[Stored dataset items]
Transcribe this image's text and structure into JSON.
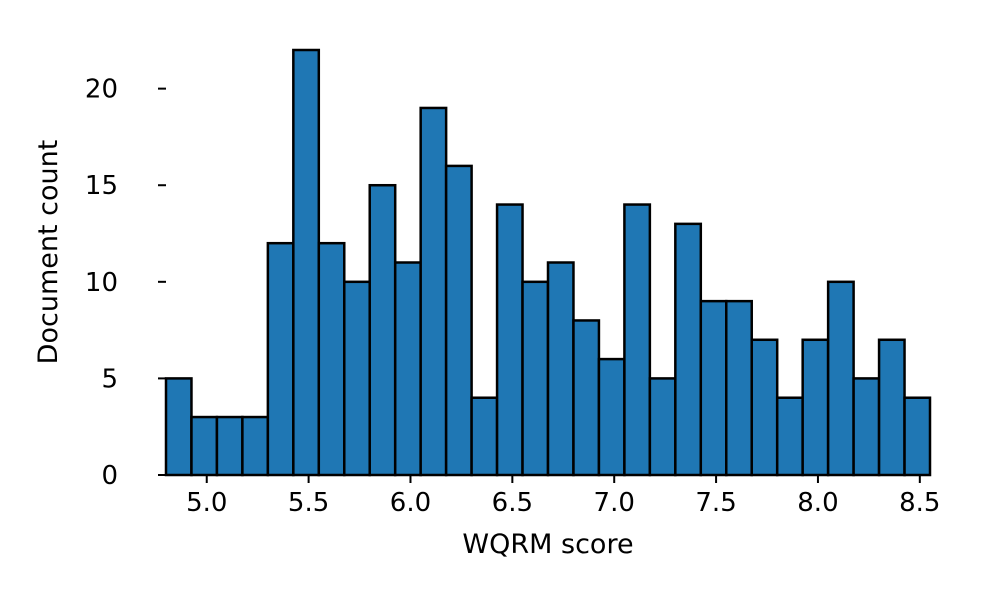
{
  "chart_data": {
    "type": "bar",
    "subtype": "histogram",
    "title": "",
    "xlabel": "WQRM score",
    "ylabel": "Document count",
    "bin_start": 4.8,
    "bin_width": 0.125,
    "values": [
      5,
      3,
      3,
      3,
      12,
      22,
      12,
      10,
      15,
      11,
      19,
      16,
      4,
      14,
      10,
      11,
      8,
      6,
      14,
      5,
      13,
      9,
      9,
      7,
      4,
      7,
      10,
      5,
      7,
      4
    ],
    "xlim": [
      4.8,
      8.55
    ],
    "ylim": [
      0,
      22
    ],
    "xticks": [
      5.0,
      5.5,
      6.0,
      6.5,
      7.0,
      7.5,
      8.0,
      8.5
    ],
    "xtick_labels": [
      "5.0",
      "5.5",
      "6.0",
      "6.5",
      "7.0",
      "7.5",
      "8.0",
      "8.5"
    ],
    "yticks": [
      0,
      5,
      10,
      15,
      20
    ],
    "ytick_labels": [
      "0",
      "5",
      "10",
      "15",
      "20"
    ],
    "grid": false,
    "legend": "none",
    "colors": {
      "bar_fill": "#1f77b4",
      "bar_edge": "#000000"
    }
  }
}
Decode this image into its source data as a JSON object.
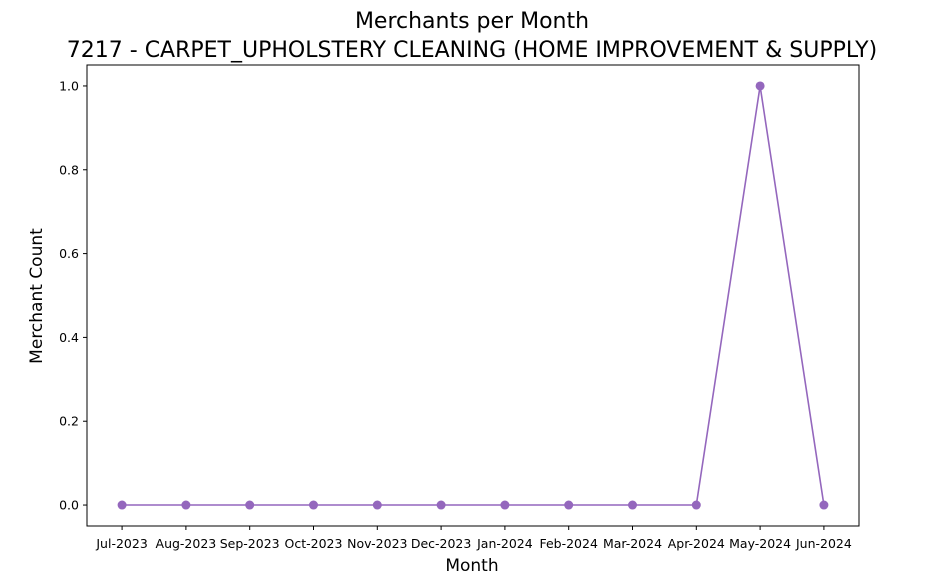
{
  "chart_data": {
    "type": "line",
    "title": "Merchants per Month",
    "subtitle": "7217 - CARPET_UPHOLSTERY CLEANING (HOME IMPROVEMENT & SUPPLY)",
    "xlabel": "Month",
    "ylabel": "Merchant Count",
    "categories": [
      "Jul-2023",
      "Aug-2023",
      "Sep-2023",
      "Oct-2023",
      "Nov-2023",
      "Dec-2023",
      "Jan-2024",
      "Feb-2024",
      "Mar-2024",
      "Apr-2024",
      "May-2024",
      "Jun-2024"
    ],
    "series": [
      {
        "values": [
          0,
          0,
          0,
          0,
          0,
          0,
          0,
          0,
          0,
          0,
          1,
          0
        ],
        "color": "#9467bd",
        "marker": "circle"
      }
    ],
    "ylim": [
      -0.05,
      1.05
    ],
    "yticks": [
      0.0,
      0.2,
      0.4,
      0.6,
      0.8,
      1.0
    ],
    "ytick_labels": [
      "0.0",
      "0.2",
      "0.4",
      "0.6",
      "0.8",
      "1.0"
    ],
    "grid": false,
    "legend": "none"
  }
}
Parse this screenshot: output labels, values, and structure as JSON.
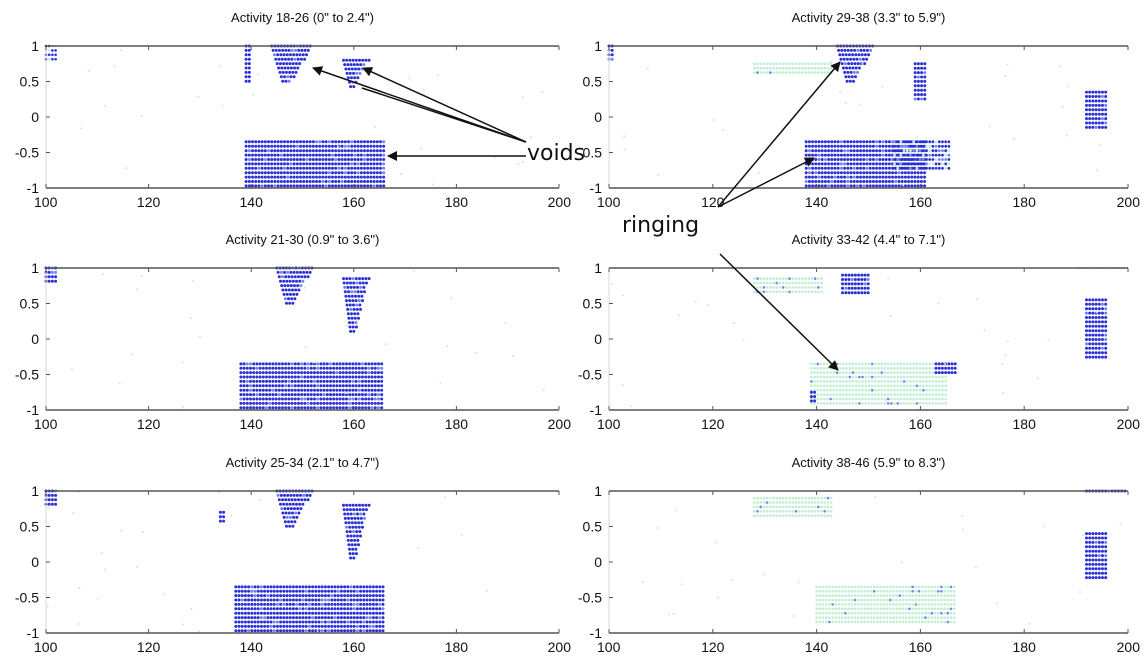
{
  "chart_data": [
    {
      "type": "scatter",
      "title": "Activity 18-26 (0\" to 2.4\")",
      "xlim": [
        100,
        200
      ],
      "ylim": [
        -1,
        1
      ],
      "xticks": [
        "100",
        "120",
        "140",
        "160",
        "180",
        "200"
      ],
      "yticks": [
        "1",
        "0.5",
        "0",
        "-0.5",
        "-1"
      ],
      "regions": [
        {
          "kind": "rect",
          "x": [
            139,
            166
          ],
          "y": [
            -1,
            -0.35
          ],
          "intensity": "dense"
        },
        {
          "kind": "tri",
          "x": [
            144,
            152
          ],
          "y": [
            0.45,
            1
          ],
          "intensity": "dense"
        },
        {
          "kind": "tri",
          "x": [
            158,
            163
          ],
          "y": [
            0.4,
            0.8
          ],
          "intensity": "dense"
        },
        {
          "kind": "rect",
          "x": [
            139,
            140
          ],
          "y": [
            0.5,
            1
          ],
          "intensity": "dense"
        },
        {
          "kind": "rect",
          "x": [
            100,
            102
          ],
          "y": [
            0.8,
            1
          ],
          "intensity": "sparse"
        }
      ]
    },
    {
      "type": "scatter",
      "title": "Activity 29-38 (3.3\" to 5.9\")",
      "xlim": [
        100,
        200
      ],
      "ylim": [
        -1,
        1
      ],
      "xticks": [
        "100",
        "120",
        "140",
        "160",
        "180",
        "200"
      ],
      "yticks": [
        "1",
        "0.5",
        "0",
        "-0.5",
        "-1"
      ],
      "regions": [
        {
          "kind": "rect",
          "x": [
            138,
            161
          ],
          "y": [
            -1,
            -0.35
          ],
          "intensity": "dense"
        },
        {
          "kind": "rect",
          "x": [
            155,
            166
          ],
          "y": [
            -0.75,
            -0.35
          ],
          "intensity": "mixed"
        },
        {
          "kind": "tri",
          "x": [
            144,
            151
          ],
          "y": [
            0.45,
            1
          ],
          "intensity": "dense"
        },
        {
          "kind": "rect",
          "x": [
            159,
            161
          ],
          "y": [
            0.2,
            0.75
          ],
          "intensity": "dense"
        },
        {
          "kind": "rect",
          "x": [
            192,
            196
          ],
          "y": [
            -0.2,
            0.35
          ],
          "intensity": "dense"
        },
        {
          "kind": "rect",
          "x": [
            100,
            101
          ],
          "y": [
            0.8,
            1
          ],
          "intensity": "dense"
        },
        {
          "kind": "rect",
          "x": [
            128,
            143
          ],
          "y": [
            0.6,
            0.75
          ],
          "intensity": "faint"
        }
      ]
    },
    {
      "type": "scatter",
      "title": "Activity 21-30 (0.9\" to 3.6\")",
      "xlim": [
        100,
        200
      ],
      "ylim": [
        -1,
        1
      ],
      "xticks": [
        "100",
        "120",
        "140",
        "160",
        "180",
        "200"
      ],
      "yticks": [
        "1",
        "0.5",
        "0",
        "-0.5",
        "-1"
      ],
      "regions": [
        {
          "kind": "rect",
          "x": [
            138,
            166
          ],
          "y": [
            -1,
            -0.35
          ],
          "intensity": "dense"
        },
        {
          "kind": "tri",
          "x": [
            145,
            152
          ],
          "y": [
            0.45,
            1
          ],
          "intensity": "dense"
        },
        {
          "kind": "tri",
          "x": [
            158,
            163
          ],
          "y": [
            0.05,
            0.85
          ],
          "intensity": "dense"
        },
        {
          "kind": "rect",
          "x": [
            100,
            102
          ],
          "y": [
            0.8,
            1
          ],
          "intensity": "dense"
        }
      ]
    },
    {
      "type": "scatter",
      "title": "Activity 33-42 (4.4\" to 7.1\")",
      "xlim": [
        100,
        200
      ],
      "ylim": [
        -1,
        1
      ],
      "xticks": [
        "100",
        "120",
        "140",
        "160",
        "180",
        "200"
      ],
      "yticks": [
        "1",
        "0.5",
        "0",
        "-0.5",
        "-1"
      ],
      "regions": [
        {
          "kind": "rect",
          "x": [
            139,
            165
          ],
          "y": [
            -0.95,
            -0.35
          ],
          "intensity": "faint"
        },
        {
          "kind": "rect",
          "x": [
            163,
            167
          ],
          "y": [
            -0.5,
            -0.35
          ],
          "intensity": "dense"
        },
        {
          "kind": "rect",
          "x": [
            139,
            140
          ],
          "y": [
            -0.9,
            -0.75
          ],
          "intensity": "dense"
        },
        {
          "kind": "rect",
          "x": [
            192,
            196
          ],
          "y": [
            -0.3,
            0.55
          ],
          "intensity": "dense"
        },
        {
          "kind": "rect",
          "x": [
            145,
            150
          ],
          "y": [
            0.6,
            0.9
          ],
          "intensity": "dense"
        },
        {
          "kind": "rect",
          "x": [
            128,
            141
          ],
          "y": [
            0.65,
            0.85
          ],
          "intensity": "faint"
        },
        {
          "kind": "rect",
          "x": [
            190,
            200
          ],
          "y": [
            0.95,
            1
          ],
          "intensity": "faint"
        }
      ]
    },
    {
      "type": "scatter",
      "title": "Activity 25-34 (2.1\" to 4.7\")",
      "xlim": [
        100,
        200
      ],
      "ylim": [
        -1,
        1
      ],
      "xticks": [
        "100",
        "120",
        "140",
        "160",
        "180",
        "200"
      ],
      "yticks": [
        "1",
        "0.5",
        "0",
        "-0.5",
        "-1"
      ],
      "regions": [
        {
          "kind": "rect",
          "x": [
            137,
            166
          ],
          "y": [
            -1,
            -0.35
          ],
          "intensity": "dense"
        },
        {
          "kind": "tri",
          "x": [
            145,
            152
          ],
          "y": [
            0.45,
            1
          ],
          "intensity": "dense"
        },
        {
          "kind": "tri",
          "x": [
            158,
            163
          ],
          "y": [
            0.0,
            0.8
          ],
          "intensity": "dense"
        },
        {
          "kind": "rect",
          "x": [
            100,
            102
          ],
          "y": [
            0.8,
            1
          ],
          "intensity": "dense"
        },
        {
          "kind": "rect",
          "x": [
            134,
            135
          ],
          "y": [
            0.55,
            0.7
          ],
          "intensity": "dense"
        }
      ]
    },
    {
      "type": "scatter",
      "title": "Activity 38-46 (5.9\" to 8.3\")",
      "xlim": [
        100,
        200
      ],
      "ylim": [
        -1,
        1
      ],
      "xticks": [
        "100",
        "120",
        "140",
        "160",
        "180",
        "200"
      ],
      "yticks": [
        "1",
        "0.5",
        "0",
        "-0.5",
        "-1"
      ],
      "regions": [
        {
          "kind": "rect",
          "x": [
            192,
            196
          ],
          "y": [
            -0.25,
            0.4
          ],
          "intensity": "dense"
        },
        {
          "kind": "rect",
          "x": [
            192,
            200
          ],
          "y": [
            0.97,
            1
          ],
          "intensity": "dense"
        },
        {
          "kind": "rect",
          "x": [
            128,
            143
          ],
          "y": [
            0.6,
            0.9
          ],
          "intensity": "faint"
        },
        {
          "kind": "rect",
          "x": [
            140,
            167
          ],
          "y": [
            -0.85,
            -0.35
          ],
          "intensity": "faint"
        }
      ]
    }
  ],
  "annotations": [
    {
      "text": "voids",
      "arrows": 4
    },
    {
      "text": "ringing",
      "arrows": 3
    }
  ],
  "colors": {
    "dense": "#2b2fd6",
    "mid": "#6f86e8",
    "faint": "#bfeed2",
    "axis": "#555555",
    "text": "#111111"
  }
}
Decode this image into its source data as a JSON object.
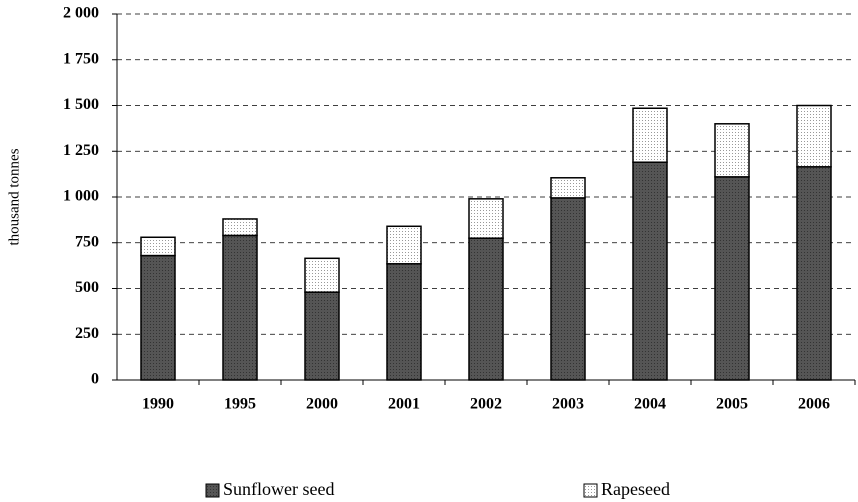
{
  "chart_data": {
    "type": "stacked_bar",
    "y_label": "thousand tonnes",
    "categories": [
      "1990",
      "1995",
      "2000",
      "2001",
      "2002",
      "2003",
      "2004",
      "2005",
      "2006"
    ],
    "series": [
      {
        "name": "Sunflower seed",
        "color": "#555555",
        "values": [
          680,
          790,
          480,
          635,
          775,
          995,
          1190,
          1110,
          1165
        ]
      },
      {
        "name": "Rapeseed",
        "color": "#ffffff",
        "values": [
          100,
          90,
          185,
          205,
          215,
          110,
          295,
          290,
          335
        ]
      }
    ],
    "ylim": [
      0,
      2000
    ],
    "yticks": [
      0,
      250,
      500,
      750,
      {
        "value": 1000,
        "label": "1 000"
      },
      {
        "value": 1250,
        "label": "1 250"
      },
      {
        "value": 1500,
        "label": "1 500"
      },
      {
        "value": 1750,
        "label": "1 750"
      },
      {
        "value": 2000,
        "label": "2 000"
      }
    ],
    "grid": true,
    "legend": "bottom"
  }
}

# [WORK TO BE COMPLETED]
Locate the word "ylabel" in the data above. Copy every line carrying it.

# [RESULT]
    "ylabel": "Document count",
    "ylabel": "Merchant Count",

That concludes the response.